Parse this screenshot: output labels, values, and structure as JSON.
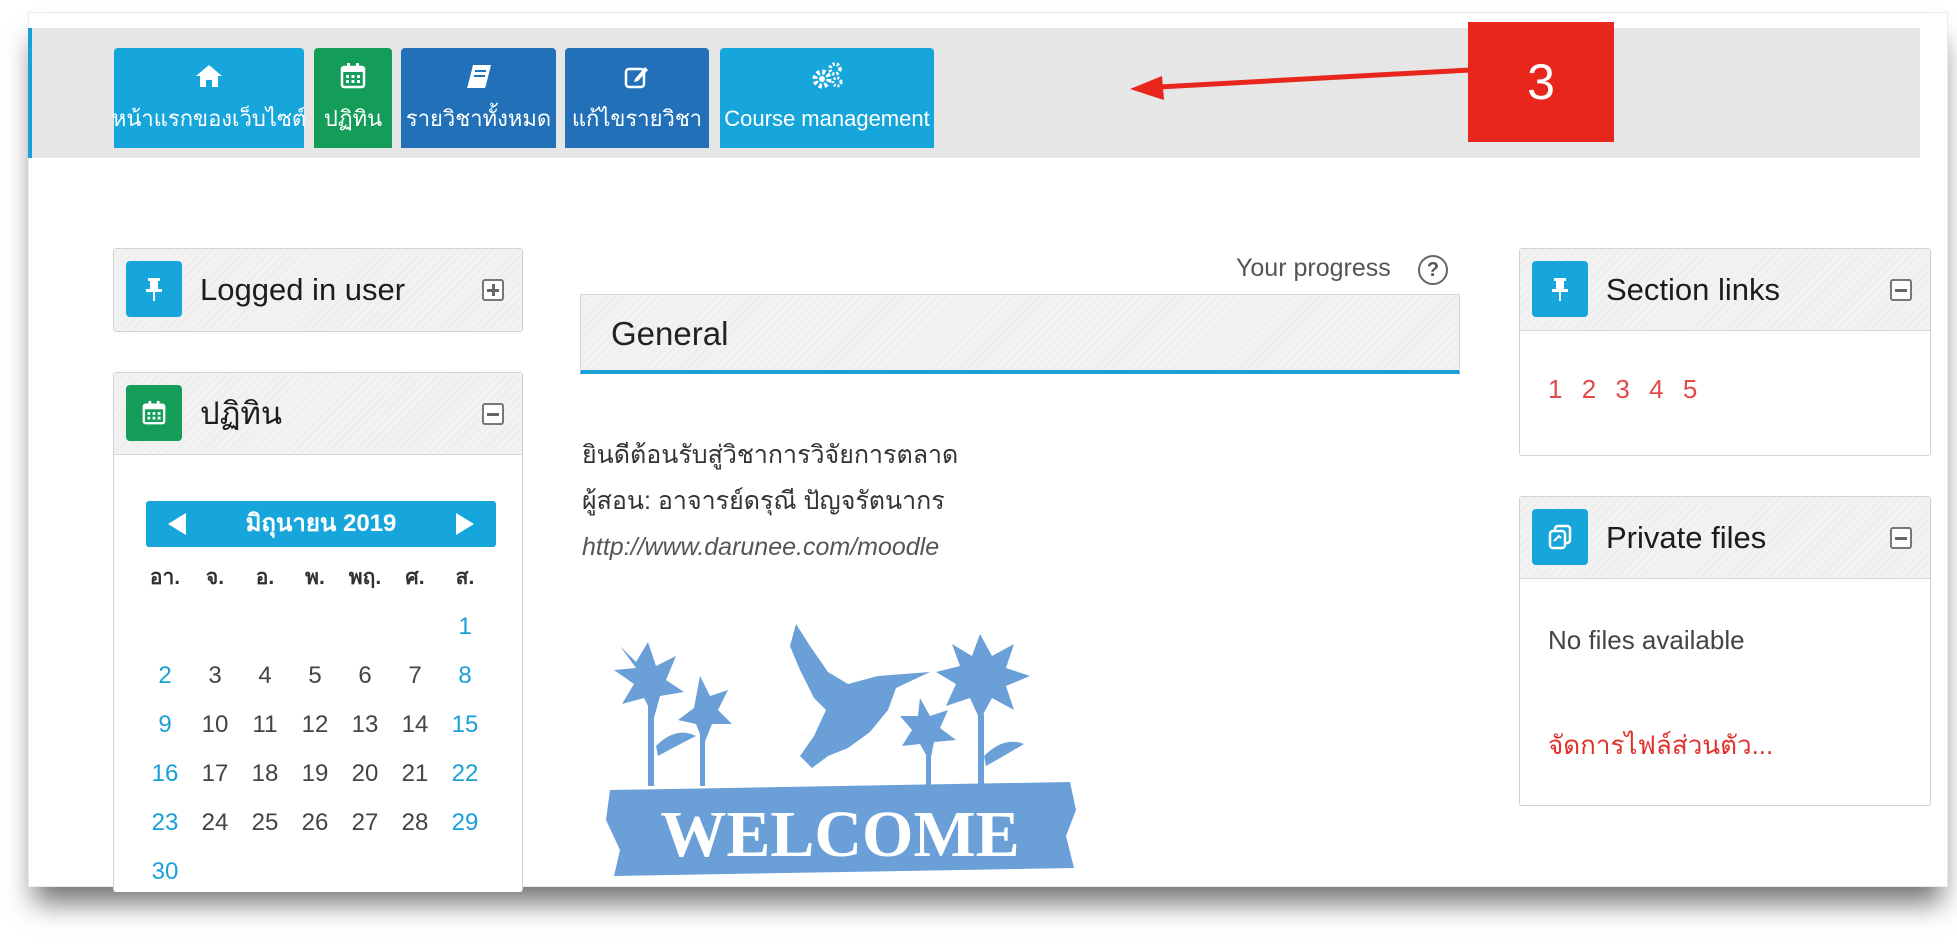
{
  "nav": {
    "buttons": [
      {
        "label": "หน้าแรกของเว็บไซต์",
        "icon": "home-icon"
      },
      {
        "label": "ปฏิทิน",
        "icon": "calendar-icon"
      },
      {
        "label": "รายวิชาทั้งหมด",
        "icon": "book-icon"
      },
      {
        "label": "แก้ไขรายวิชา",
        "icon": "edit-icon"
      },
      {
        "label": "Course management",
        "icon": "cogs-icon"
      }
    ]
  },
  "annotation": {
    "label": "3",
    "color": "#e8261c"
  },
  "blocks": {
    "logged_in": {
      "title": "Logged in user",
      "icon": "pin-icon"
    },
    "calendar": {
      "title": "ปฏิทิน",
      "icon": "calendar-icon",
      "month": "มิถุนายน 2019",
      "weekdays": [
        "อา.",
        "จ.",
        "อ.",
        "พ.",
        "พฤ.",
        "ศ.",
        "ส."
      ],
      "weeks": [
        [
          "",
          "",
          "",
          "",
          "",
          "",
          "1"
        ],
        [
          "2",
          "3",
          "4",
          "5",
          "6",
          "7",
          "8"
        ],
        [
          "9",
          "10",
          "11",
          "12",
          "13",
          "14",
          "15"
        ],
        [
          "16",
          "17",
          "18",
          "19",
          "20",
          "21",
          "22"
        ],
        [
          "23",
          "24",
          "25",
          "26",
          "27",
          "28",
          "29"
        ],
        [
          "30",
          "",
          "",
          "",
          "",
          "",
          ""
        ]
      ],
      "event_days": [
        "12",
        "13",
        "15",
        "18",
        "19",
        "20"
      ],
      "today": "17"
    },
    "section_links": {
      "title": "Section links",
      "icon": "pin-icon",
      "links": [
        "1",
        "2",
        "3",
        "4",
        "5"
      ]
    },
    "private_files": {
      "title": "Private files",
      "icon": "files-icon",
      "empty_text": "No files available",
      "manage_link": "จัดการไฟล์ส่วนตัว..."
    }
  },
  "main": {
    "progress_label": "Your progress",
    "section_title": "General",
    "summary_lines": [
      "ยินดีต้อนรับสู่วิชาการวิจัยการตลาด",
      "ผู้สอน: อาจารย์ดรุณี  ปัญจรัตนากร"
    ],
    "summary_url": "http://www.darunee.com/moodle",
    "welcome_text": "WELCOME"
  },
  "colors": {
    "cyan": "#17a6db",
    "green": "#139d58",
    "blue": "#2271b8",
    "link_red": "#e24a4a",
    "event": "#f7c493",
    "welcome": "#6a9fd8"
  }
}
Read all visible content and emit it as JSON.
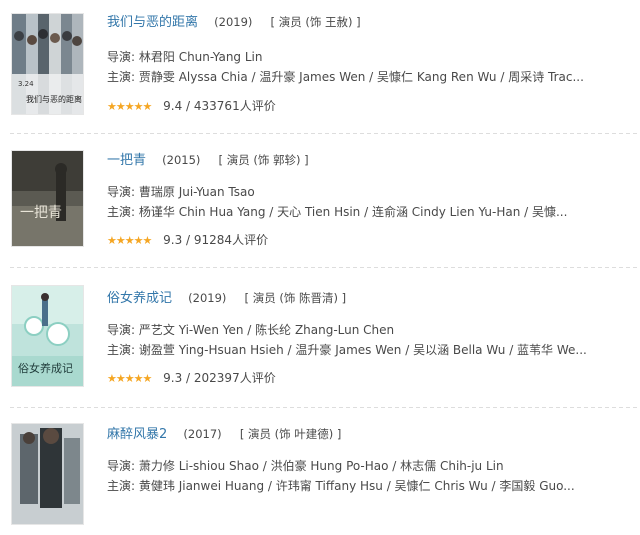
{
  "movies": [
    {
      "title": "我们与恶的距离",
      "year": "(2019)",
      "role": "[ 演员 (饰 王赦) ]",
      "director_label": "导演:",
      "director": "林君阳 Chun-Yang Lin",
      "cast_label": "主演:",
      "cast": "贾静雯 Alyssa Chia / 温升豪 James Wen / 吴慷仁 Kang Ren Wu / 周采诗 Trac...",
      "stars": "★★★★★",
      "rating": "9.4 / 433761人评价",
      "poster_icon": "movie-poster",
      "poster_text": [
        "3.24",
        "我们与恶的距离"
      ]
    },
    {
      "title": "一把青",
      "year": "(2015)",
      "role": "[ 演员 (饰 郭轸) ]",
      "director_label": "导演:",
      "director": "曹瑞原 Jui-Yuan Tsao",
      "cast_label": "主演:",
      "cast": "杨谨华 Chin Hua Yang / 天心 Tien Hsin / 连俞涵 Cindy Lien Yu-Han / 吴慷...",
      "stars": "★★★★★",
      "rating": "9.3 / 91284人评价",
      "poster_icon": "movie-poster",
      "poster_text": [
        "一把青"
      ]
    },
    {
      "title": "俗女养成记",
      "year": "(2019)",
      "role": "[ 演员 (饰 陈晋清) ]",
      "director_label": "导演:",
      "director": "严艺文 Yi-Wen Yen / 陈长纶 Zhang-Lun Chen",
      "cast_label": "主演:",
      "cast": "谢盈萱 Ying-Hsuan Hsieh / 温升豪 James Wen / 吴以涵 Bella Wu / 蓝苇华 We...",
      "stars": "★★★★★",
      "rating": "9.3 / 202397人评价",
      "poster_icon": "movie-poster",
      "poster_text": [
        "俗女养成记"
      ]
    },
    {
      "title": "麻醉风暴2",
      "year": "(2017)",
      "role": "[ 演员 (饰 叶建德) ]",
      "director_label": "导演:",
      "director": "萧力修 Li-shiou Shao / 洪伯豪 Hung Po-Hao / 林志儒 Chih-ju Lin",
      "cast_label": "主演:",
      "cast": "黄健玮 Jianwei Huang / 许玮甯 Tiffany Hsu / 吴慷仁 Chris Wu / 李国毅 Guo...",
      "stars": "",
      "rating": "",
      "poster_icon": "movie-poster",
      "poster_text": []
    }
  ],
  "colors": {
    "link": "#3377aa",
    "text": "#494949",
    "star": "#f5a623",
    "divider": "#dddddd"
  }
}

--------------------------------------------------

* _What is required_
Transcribe all the lines above exactly, apart from the pictures.

* _Output below_
Parse this screenshot: output labels, values, and structure as JSON.
{
  "nav": {
    "buttons": [
      {
        "label": "หน้าแรกของเว็บไซต์",
        "icon": "home-icon"
      },
      {
        "label": "ปฏิทิน",
        "icon": "calendar-icon"
      },
      {
        "label": "รายวิชาทั้งหมด",
        "icon": "book-icon"
      },
      {
        "label": "แก้ไขรายวิชา",
        "icon": "edit-icon"
      },
      {
        "label": "Course management",
        "icon": "cogs-icon"
      }
    ]
  },
  "annotation": {
    "label": "3",
    "color": "#e8261c"
  },
  "blocks": {
    "logged_in": {
      "title": "Logged in user",
      "icon": "pin-icon"
    },
    "calendar": {
      "title": "ปฏิทิน",
      "icon": "calendar-icon",
      "month": "มิถุนายน 2019",
      "weekdays": [
        "อา.",
        "จ.",
        "อ.",
        "พ.",
        "พฤ.",
        "ศ.",
        "ส."
      ],
      "weeks": [
        [
          "",
          "",
          "",
          "",
          "",
          "",
          "1"
        ],
        [
          "2",
          "3",
          "4",
          "5",
          "6",
          "7",
          "8"
        ],
        [
          "9",
          "10",
          "11",
          "12",
          "13",
          "14",
          "15"
        ],
        [
          "16",
          "17",
          "18",
          "19",
          "20",
          "21",
          "22"
        ],
        [
          "23",
          "24",
          "25",
          "26",
          "27",
          "28",
          "29"
        ],
        [
          "30",
          "",
          "",
          "",
          "",
          "",
          ""
        ]
      ],
      "event_days": [
        "12",
        "13",
        "15",
        "18",
        "19",
        "20"
      ],
      "today": "17"
    },
    "section_links": {
      "title": "Section links",
      "icon": "pin-icon",
      "links": [
        "1",
        "2",
        "3",
        "4",
        "5"
      ]
    },
    "private_files": {
      "title": "Private files",
      "icon": "files-icon",
      "empty_text": "No files available",
      "manage_link": "จัดการไฟล์ส่วนตัว..."
    }
  },
  "main": {
    "progress_label": "Your progress",
    "section_title": "General",
    "summary_lines": [
      "ยินดีต้อนรับสู่วิชาการวิจัยการตลาด",
      "ผู้สอน: อาจารย์ดรุณี  ปัญจรัตนากร"
    ],
    "summary_url": "http://www.darunee.com/moodle",
    "welcome_text": "WELCOME"
  },
  "colors": {
    "cyan": "#17a6db",
    "green": "#139d58",
    "blue": "#2271b8",
    "link_red": "#e24a4a",
    "event": "#f7c493",
    "welcome": "#6a9fd8"
  }
}
Read all visible content and emit it as JSON.
{
  "movies": [
    {
      "title": "我们与恶的距离",
      "year": "(2019)",
      "role": "[ 演员 (饰 王赦) ]",
      "director_label": "导演:",
      "director": "林君阳 Chun-Yang Lin",
      "cast_label": "主演:",
      "cast": "贾静雯 Alyssa Chia / 温升豪 James Wen / 吴慷仁 Kang Ren Wu / 周采诗 Trac...",
      "stars": "★★★★★",
      "rating": "9.4 / 433761人评价",
      "poster_icon": "movie-poster",
      "poster_text": [
        "3.24",
        "我们与恶的距离"
      ]
    },
    {
      "title": "一把青",
      "year": "(2015)",
      "role": "[ 演员 (饰 郭轸) ]",
      "director_label": "导演:",
      "director": "曹瑞原 Jui-Yuan Tsao",
      "cast_label": "主演:",
      "cast": "杨谨华 Chin Hua Yang / 天心 Tien Hsin / 连俞涵 Cindy Lien Yu-Han / 吴慷...",
      "stars": "★★★★★",
      "rating": "9.3 / 91284人评价",
      "poster_icon": "movie-poster",
      "poster_text": [
        "一把青"
      ]
    },
    {
      "title": "俗女养成记",
      "year": "(2019)",
      "role": "[ 演员 (饰 陈晋清) ]",
      "director_label": "导演:",
      "director": "严艺文 Yi-Wen Yen / 陈长纶 Zhang-Lun Chen",
      "cast_label": "主演:",
      "cast": "谢盈萱 Ying-Hsuan Hsieh / 温升豪 James Wen / 吴以涵 Bella Wu / 蓝苇华 We...",
      "stars": "★★★★★",
      "rating": "9.3 / 202397人评价",
      "poster_icon": "movie-poster",
      "poster_text": [
        "俗女养成记"
      ]
    },
    {
      "title": "麻醉风暴2",
      "year": "(2017)",
      "role": "[ 演员 (饰 叶建德) ]",
      "director_label": "导演:",
      "director": "萧力修 Li-shiou Shao / 洪伯豪 Hung Po-Hao / 林志儒 Chih-ju Lin",
      "cast_label": "主演:",
      "cast": "黄健玮 Jianwei Huang / 许玮甯 Tiffany Hsu / 吴慷仁 Chris Wu / 李国毅 Guo...",
      "stars": "",
      "rating": "",
      "poster_icon": "movie-poster",
      "poster_text": []
    }
  ],
  "colors": {
    "link": "#3377aa",
    "text": "#494949",
    "star": "#f5a623",
    "divider": "#dddddd"
  }
}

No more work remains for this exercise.